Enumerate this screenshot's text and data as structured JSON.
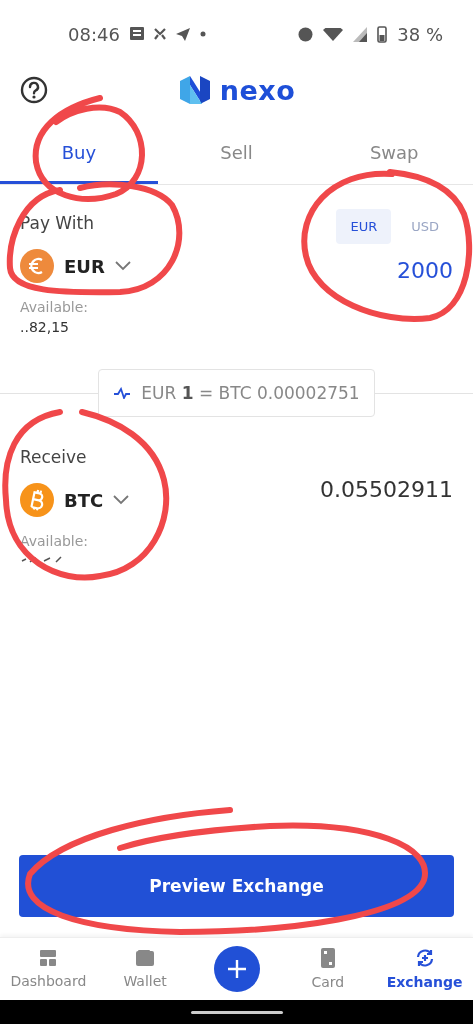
{
  "status_bar": {
    "time": "08:46",
    "battery": "38 %"
  },
  "header": {
    "logo_text": "nexo"
  },
  "tabs": [
    {
      "label": "Buy",
      "selected": true
    },
    {
      "label": "Sell",
      "selected": false
    },
    {
      "label": "Swap",
      "selected": false
    }
  ],
  "pay_with": {
    "label": "Pay With",
    "currency": "EUR",
    "available_label": "Available:",
    "available_value": "..82,15",
    "amount": "2000",
    "units": [
      {
        "label": "EUR",
        "selected": true
      },
      {
        "label": "USD",
        "selected": false
      }
    ]
  },
  "rate": "EUR **1** = BTC 0.00002751",
  "receive": {
    "label": "Receive",
    "currency": "BTC",
    "available_label": "Available:",
    "amount": "0.05502911"
  },
  "button": "Preview Exchange",
  "nav": [
    {
      "label": "Dashboard",
      "kind": "dashboard",
      "selected": false
    },
    {
      "label": "Wallet",
      "kind": "wallet",
      "selected": false
    },
    {
      "kind": "add",
      "selected": false
    },
    {
      "label": "Card",
      "kind": "card",
      "selected": false
    },
    {
      "label": "Exchange",
      "kind": "exchange",
      "selected": true
    }
  ]
}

***

▸ Work to be completed
Output the entries above exactly. Drop the pictures.

▸ Solution to this exercise
Enumerate this screenshot's text and data as structured JSON.
{
  "status_bar": {
    "time": "08:46",
    "battery": "38 %"
  },
  "header": {
    "logo_text": "nexo"
  },
  "tabs": [
    {
      "label": "Buy",
      "selected": true
    },
    {
      "label": "Sell",
      "selected": false
    },
    {
      "label": "Swap",
      "selected": false
    }
  ],
  "pay_with": {
    "label": "Pay With",
    "currency": "EUR",
    "available_label": "Available:",
    "available_value": "..82,15",
    "amount": "2000",
    "units": [
      {
        "label": "EUR",
        "selected": true
      },
      {
        "label": "USD",
        "selected": false
      }
    ]
  },
  "rate": "EUR **1** = BTC 0.00002751",
  "receive": {
    "label": "Receive",
    "currency": "BTC",
    "available_label": "Available:",
    "amount": "0.05502911"
  },
  "button": "Preview Exchange",
  "nav": [
    {
      "label": "Dashboard",
      "kind": "dashboard",
      "selected": false
    },
    {
      "label": "Wallet",
      "kind": "wallet",
      "selected": false
    },
    {
      "kind": "add",
      "selected": false
    },
    {
      "label": "Card",
      "kind": "card",
      "selected": false
    },
    {
      "label": "Exchange",
      "kind": "exchange",
      "selected": true
    }
  ]
}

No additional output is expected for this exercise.